─── Extracted records

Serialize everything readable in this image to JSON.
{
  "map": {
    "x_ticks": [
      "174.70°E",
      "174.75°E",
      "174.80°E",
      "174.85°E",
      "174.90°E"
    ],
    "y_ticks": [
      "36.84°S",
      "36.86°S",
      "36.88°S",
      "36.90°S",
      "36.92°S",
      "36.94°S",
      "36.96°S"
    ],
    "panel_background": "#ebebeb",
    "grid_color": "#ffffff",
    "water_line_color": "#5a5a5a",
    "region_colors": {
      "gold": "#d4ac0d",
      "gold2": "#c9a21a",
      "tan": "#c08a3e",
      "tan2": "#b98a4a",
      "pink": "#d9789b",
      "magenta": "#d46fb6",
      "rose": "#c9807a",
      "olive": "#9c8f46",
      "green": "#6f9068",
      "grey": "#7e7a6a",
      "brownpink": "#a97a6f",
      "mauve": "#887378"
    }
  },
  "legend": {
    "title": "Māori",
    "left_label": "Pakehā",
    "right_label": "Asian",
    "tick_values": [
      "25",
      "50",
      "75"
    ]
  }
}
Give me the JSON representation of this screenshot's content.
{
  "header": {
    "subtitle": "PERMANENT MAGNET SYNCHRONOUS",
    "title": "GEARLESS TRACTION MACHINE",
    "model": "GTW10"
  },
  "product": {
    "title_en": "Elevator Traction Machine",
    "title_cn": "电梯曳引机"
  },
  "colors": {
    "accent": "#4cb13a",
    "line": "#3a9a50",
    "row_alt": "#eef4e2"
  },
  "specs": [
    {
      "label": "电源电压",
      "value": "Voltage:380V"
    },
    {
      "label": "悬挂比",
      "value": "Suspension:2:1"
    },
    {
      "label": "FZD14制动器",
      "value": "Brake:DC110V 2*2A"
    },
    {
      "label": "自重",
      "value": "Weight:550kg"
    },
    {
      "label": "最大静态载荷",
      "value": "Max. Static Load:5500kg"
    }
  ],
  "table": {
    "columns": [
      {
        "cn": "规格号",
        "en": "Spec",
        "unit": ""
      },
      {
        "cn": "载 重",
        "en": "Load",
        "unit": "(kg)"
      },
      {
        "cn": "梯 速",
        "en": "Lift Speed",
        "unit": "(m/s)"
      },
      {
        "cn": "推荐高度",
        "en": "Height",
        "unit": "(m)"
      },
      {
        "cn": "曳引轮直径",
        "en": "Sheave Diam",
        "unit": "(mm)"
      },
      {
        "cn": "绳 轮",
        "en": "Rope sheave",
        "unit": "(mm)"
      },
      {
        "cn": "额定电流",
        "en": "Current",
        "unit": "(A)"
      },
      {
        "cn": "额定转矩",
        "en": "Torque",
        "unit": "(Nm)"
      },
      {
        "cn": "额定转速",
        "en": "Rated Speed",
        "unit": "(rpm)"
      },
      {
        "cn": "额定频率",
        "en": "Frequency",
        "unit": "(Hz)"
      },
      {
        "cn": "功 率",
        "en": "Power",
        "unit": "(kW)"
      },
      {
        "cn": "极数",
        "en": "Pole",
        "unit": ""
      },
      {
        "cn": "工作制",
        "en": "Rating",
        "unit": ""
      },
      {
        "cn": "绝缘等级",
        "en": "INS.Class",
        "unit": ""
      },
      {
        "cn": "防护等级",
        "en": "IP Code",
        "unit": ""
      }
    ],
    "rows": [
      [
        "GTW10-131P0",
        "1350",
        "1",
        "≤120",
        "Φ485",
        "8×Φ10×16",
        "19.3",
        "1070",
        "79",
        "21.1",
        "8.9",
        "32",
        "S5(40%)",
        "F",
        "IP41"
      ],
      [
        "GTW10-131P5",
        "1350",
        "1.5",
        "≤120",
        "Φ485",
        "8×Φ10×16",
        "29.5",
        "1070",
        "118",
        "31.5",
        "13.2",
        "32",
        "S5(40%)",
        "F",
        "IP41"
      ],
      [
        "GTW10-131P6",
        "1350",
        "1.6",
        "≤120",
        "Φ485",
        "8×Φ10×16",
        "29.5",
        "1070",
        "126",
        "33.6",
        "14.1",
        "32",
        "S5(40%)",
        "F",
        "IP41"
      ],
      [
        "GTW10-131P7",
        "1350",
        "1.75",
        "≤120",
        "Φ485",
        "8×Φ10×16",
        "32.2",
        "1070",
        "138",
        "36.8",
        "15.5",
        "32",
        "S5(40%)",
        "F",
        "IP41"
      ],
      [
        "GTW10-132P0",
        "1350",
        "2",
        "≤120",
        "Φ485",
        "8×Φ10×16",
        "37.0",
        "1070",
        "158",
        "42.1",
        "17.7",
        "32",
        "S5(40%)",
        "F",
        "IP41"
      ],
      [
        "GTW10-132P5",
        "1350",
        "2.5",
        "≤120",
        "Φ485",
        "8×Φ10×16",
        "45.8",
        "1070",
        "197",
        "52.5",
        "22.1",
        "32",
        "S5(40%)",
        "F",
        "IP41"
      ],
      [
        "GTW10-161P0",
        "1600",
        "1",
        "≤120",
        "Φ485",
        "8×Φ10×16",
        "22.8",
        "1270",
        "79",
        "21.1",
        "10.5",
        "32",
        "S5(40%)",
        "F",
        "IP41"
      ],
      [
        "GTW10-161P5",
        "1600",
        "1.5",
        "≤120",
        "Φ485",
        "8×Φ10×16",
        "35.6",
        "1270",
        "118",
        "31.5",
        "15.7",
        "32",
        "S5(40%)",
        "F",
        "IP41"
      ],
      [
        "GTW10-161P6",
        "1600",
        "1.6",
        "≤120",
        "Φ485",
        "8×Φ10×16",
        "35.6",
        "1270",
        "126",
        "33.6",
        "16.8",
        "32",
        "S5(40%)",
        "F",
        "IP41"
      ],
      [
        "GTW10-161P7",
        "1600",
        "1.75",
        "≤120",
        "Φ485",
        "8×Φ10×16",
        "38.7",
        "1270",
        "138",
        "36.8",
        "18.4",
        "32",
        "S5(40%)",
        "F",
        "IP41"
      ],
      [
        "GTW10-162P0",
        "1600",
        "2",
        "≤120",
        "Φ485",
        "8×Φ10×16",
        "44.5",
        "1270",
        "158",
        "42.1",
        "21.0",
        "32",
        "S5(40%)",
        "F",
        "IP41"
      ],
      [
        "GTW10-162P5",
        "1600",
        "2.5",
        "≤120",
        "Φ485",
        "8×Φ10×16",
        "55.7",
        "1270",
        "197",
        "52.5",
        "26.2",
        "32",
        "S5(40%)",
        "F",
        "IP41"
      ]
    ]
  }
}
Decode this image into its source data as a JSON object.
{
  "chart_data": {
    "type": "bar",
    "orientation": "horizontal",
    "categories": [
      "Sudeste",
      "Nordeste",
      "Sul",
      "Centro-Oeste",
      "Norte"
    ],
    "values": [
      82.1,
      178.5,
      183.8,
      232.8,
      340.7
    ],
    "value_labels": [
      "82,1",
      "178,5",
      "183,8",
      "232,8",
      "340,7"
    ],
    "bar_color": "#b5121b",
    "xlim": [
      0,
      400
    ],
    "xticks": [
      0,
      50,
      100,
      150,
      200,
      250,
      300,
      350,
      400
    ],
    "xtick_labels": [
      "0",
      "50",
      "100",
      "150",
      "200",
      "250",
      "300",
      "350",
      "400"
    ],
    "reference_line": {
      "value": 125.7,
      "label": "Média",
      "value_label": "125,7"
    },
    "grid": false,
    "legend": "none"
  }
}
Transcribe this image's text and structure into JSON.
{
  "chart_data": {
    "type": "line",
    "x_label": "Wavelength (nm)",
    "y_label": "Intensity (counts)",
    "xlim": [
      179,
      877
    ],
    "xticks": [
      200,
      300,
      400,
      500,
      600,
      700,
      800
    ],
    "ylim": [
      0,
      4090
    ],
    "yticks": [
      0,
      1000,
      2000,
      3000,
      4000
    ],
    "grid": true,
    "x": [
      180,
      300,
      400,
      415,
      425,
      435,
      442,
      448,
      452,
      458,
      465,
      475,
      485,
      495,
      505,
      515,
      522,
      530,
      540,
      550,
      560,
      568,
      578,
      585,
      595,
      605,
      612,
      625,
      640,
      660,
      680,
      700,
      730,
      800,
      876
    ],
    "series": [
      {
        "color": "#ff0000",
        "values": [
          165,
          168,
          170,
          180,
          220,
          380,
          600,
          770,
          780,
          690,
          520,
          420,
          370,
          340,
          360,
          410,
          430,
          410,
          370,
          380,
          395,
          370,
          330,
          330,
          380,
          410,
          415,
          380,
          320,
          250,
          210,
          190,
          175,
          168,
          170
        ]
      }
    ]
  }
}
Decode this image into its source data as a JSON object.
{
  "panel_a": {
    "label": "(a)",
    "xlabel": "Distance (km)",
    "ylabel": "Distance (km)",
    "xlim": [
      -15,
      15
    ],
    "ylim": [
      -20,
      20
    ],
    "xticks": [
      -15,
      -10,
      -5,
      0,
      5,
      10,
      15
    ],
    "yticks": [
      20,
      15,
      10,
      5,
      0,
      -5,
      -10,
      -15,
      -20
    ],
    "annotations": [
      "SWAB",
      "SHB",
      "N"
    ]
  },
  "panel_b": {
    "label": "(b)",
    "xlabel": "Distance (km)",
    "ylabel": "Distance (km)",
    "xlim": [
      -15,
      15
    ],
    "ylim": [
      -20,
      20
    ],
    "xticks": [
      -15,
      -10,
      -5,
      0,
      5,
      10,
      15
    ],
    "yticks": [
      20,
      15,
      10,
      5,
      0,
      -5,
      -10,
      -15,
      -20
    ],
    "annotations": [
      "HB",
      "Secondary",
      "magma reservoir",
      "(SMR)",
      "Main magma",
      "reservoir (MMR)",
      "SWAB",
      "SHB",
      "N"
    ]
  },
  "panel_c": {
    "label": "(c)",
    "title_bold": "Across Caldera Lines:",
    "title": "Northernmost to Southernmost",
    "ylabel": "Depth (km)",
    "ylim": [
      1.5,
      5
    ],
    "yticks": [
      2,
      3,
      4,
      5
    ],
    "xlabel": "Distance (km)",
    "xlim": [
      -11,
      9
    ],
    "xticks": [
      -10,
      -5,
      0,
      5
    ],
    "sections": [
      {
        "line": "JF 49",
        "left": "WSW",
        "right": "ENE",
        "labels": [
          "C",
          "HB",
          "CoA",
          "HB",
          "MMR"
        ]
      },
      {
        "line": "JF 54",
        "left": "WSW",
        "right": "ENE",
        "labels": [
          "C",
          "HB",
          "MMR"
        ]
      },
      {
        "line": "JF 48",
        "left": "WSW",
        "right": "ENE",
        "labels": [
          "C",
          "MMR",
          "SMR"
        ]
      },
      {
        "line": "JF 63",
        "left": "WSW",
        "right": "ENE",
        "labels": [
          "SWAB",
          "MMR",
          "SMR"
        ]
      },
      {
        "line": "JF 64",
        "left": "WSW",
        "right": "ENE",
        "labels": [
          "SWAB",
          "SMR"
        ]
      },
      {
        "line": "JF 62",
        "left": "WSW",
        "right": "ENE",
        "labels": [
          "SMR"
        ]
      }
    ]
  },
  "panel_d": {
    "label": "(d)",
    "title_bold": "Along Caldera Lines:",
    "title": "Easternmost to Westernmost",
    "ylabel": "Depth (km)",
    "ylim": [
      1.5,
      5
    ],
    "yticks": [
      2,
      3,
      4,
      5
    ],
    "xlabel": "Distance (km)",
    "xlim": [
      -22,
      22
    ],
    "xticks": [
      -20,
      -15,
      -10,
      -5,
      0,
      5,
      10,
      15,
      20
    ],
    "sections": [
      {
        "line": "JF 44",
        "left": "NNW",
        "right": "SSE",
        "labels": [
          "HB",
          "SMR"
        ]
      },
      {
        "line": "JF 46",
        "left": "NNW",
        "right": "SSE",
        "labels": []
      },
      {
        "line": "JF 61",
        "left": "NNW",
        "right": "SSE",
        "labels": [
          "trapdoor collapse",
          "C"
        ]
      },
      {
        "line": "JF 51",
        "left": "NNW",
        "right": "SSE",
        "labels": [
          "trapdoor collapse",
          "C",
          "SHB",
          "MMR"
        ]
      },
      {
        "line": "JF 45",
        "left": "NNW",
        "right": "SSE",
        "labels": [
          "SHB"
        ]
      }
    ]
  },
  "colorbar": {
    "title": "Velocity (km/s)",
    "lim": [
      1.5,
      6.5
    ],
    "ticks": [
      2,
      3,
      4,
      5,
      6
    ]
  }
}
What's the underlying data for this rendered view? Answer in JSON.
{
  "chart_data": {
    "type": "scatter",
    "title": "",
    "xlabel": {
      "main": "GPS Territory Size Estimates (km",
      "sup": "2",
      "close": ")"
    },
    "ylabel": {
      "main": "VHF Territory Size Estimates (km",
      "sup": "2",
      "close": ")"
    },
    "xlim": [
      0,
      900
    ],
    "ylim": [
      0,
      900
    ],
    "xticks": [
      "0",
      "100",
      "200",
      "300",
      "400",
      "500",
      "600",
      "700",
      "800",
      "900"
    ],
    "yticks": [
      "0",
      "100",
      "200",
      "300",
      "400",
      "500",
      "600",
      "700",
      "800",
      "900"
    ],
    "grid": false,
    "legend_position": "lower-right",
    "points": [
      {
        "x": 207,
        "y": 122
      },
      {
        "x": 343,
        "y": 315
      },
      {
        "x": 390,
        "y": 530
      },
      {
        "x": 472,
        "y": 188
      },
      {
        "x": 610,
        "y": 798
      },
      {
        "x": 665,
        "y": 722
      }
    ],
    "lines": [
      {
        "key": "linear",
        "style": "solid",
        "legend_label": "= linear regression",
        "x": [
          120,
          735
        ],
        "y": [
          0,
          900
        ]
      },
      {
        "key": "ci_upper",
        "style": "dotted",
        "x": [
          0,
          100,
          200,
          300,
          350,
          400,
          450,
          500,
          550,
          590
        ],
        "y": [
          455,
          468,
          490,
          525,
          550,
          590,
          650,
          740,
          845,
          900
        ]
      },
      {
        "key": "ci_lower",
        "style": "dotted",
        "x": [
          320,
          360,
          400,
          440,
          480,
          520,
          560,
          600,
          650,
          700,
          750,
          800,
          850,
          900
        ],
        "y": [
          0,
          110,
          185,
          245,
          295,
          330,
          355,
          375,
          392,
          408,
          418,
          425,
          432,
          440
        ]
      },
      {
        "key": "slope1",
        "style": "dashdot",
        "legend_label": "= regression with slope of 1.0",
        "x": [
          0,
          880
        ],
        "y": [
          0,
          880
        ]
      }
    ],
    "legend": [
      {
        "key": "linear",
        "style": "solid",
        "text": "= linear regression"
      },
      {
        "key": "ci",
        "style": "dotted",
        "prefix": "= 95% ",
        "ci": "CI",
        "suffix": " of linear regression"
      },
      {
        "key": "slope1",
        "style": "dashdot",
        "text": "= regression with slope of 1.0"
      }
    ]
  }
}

──────

**Set exercise:**
Determine the number of lines where the string "linear" occurs, and give that number only.

**Solution to this task:**
5